--- START ---

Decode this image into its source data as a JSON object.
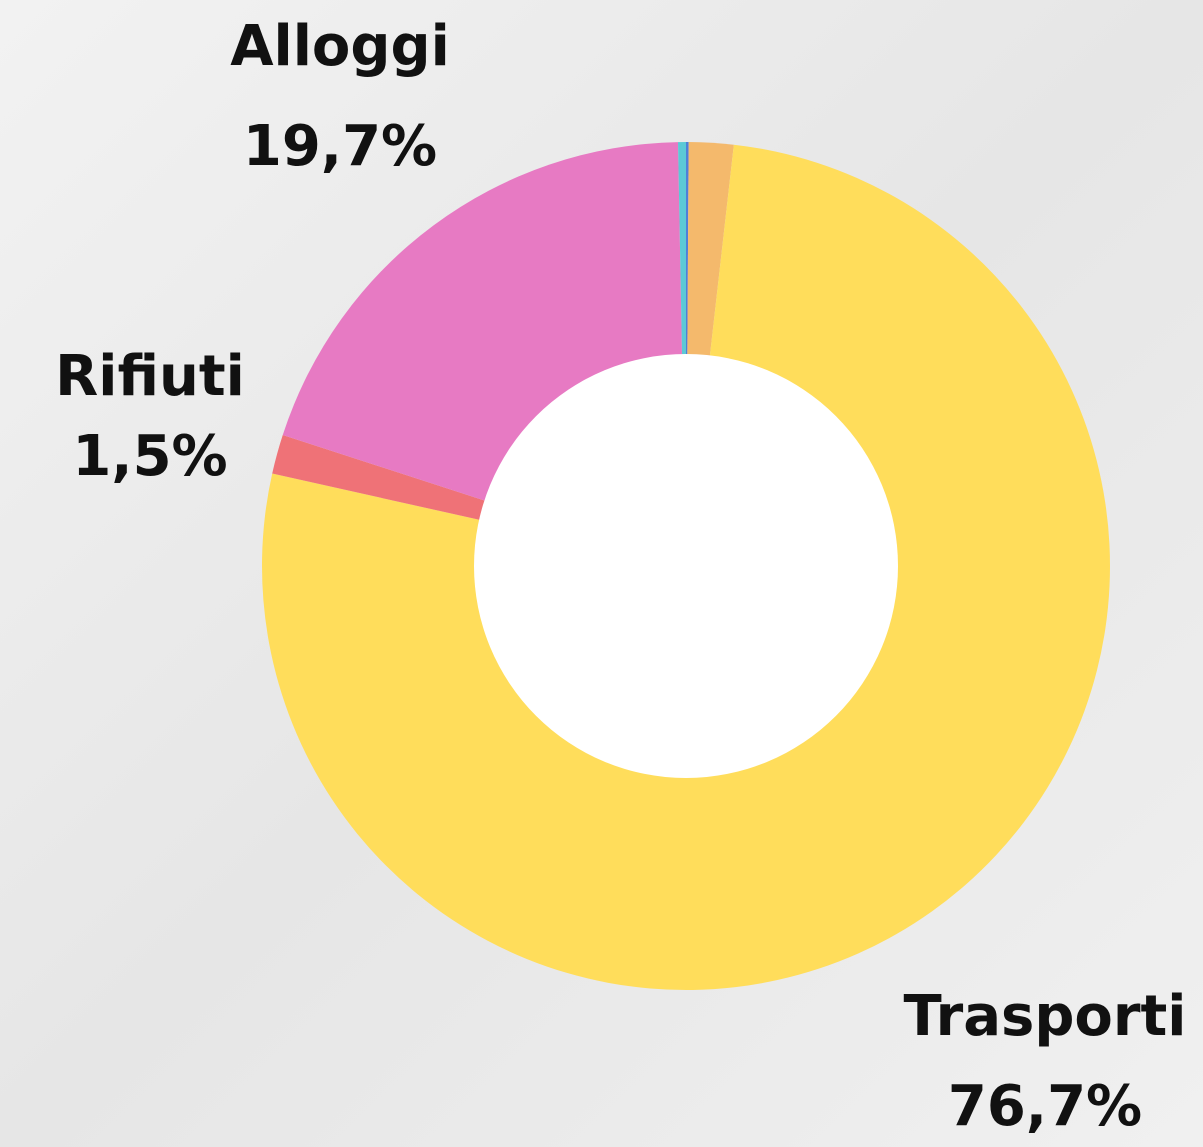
{
  "chart_data": {
    "type": "donut",
    "categories": [
      null,
      null,
      "Trasporti",
      "Rifiuti",
      "Alloggi",
      null
    ],
    "values": [
      0.1,
      1.7,
      76.7,
      1.5,
      19.7,
      0.3
    ],
    "value_labels": [
      null,
      null,
      "76,7%",
      "1,5%",
      "19,7%",
      null
    ],
    "colors": [
      "#4f7fd8",
      "#f4b96c",
      "#ffdd5b",
      "#ef7277",
      "#e77ac3",
      "#5cc9d6"
    ]
  }
}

--- END ---

→ **Your instructions**: Would you set down the listing exactly, omitting pictures?

→ **Task output**:
Decode this image into its source data as a JSON object.
{
  "chart_data": {
    "type": "donut",
    "categories": [
      null,
      null,
      "Trasporti",
      "Rifiuti",
      "Alloggi",
      null
    ],
    "values": [
      0.1,
      1.7,
      76.7,
      1.5,
      19.7,
      0.3
    ],
    "value_labels": [
      null,
      null,
      "76,7%",
      "1,5%",
      "19,7%",
      null
    ],
    "colors": [
      "#4f7fd8",
      "#f4b96c",
      "#ffdd5b",
      "#ef7277",
      "#e77ac3",
      "#5cc9d6"
    ]
  }
}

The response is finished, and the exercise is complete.